_Available records_
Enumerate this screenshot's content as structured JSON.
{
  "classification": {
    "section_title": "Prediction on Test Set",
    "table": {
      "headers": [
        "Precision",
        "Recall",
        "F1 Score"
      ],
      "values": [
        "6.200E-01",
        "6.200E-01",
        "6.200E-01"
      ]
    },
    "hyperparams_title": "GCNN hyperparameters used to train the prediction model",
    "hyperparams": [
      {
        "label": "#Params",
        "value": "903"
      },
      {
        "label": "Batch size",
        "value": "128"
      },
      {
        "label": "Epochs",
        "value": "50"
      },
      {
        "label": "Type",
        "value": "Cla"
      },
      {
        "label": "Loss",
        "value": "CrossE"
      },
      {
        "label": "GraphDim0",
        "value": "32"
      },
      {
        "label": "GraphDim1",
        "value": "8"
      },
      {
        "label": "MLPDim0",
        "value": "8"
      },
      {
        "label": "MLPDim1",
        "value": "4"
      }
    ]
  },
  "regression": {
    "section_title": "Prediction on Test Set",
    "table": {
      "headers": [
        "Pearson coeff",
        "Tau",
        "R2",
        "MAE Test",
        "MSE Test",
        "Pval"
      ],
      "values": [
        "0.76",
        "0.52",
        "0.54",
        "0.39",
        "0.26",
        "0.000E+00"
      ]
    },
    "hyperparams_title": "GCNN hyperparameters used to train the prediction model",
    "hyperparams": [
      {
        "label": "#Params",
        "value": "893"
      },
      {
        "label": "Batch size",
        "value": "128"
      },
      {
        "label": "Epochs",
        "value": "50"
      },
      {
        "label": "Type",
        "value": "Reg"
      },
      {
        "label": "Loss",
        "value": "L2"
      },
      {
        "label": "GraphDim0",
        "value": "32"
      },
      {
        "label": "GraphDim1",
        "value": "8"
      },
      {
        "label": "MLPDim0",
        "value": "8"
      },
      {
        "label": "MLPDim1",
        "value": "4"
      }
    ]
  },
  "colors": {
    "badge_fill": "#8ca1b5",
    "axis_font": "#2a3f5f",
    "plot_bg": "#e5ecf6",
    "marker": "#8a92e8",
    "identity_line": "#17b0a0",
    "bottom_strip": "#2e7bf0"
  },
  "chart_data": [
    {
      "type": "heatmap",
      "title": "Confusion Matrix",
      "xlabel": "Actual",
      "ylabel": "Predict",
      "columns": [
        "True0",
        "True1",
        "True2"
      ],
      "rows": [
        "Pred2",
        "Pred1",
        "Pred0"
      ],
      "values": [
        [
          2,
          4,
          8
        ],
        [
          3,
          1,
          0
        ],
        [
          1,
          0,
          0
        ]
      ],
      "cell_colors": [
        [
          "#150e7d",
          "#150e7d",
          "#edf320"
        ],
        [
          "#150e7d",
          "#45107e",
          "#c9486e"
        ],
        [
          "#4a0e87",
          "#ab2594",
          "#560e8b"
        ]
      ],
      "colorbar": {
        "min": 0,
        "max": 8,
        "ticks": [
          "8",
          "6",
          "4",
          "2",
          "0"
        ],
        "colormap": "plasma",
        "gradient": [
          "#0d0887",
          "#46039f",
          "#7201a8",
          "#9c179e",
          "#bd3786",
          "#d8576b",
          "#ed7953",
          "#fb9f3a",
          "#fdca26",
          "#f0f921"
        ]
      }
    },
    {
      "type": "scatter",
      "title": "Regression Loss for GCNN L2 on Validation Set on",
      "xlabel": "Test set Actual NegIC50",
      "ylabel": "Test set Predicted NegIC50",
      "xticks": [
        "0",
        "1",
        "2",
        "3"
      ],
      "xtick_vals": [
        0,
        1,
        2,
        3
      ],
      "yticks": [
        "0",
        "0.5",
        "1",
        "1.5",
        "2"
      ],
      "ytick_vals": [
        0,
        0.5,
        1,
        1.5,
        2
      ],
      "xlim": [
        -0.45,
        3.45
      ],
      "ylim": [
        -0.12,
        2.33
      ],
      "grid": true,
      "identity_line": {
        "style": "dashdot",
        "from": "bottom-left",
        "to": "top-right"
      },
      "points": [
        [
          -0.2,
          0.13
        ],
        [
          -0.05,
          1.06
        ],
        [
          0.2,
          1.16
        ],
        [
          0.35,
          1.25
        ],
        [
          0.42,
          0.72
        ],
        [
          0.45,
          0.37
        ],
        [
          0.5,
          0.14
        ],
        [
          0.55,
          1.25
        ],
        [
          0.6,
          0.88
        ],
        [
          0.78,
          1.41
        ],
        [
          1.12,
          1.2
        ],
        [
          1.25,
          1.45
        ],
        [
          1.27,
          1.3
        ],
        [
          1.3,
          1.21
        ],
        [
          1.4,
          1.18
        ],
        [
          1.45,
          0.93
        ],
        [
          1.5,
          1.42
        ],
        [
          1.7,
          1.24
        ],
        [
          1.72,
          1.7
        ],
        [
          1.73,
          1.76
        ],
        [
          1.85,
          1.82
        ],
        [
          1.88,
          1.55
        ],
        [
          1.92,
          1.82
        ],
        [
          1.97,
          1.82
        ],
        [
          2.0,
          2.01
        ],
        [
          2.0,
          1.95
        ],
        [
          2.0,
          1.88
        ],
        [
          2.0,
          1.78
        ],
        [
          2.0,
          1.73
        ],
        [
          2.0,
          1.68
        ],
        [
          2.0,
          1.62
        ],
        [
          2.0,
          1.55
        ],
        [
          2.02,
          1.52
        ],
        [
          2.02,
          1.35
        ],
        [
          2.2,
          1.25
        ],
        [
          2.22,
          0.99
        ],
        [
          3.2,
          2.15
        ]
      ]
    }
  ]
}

_Objective_
Go through the entries above and pull out each line with "xlabel" in it.

_Answer to the problem_
      "xlabel": "Actual",
      "xlabel": "Test set Actual NegIC50",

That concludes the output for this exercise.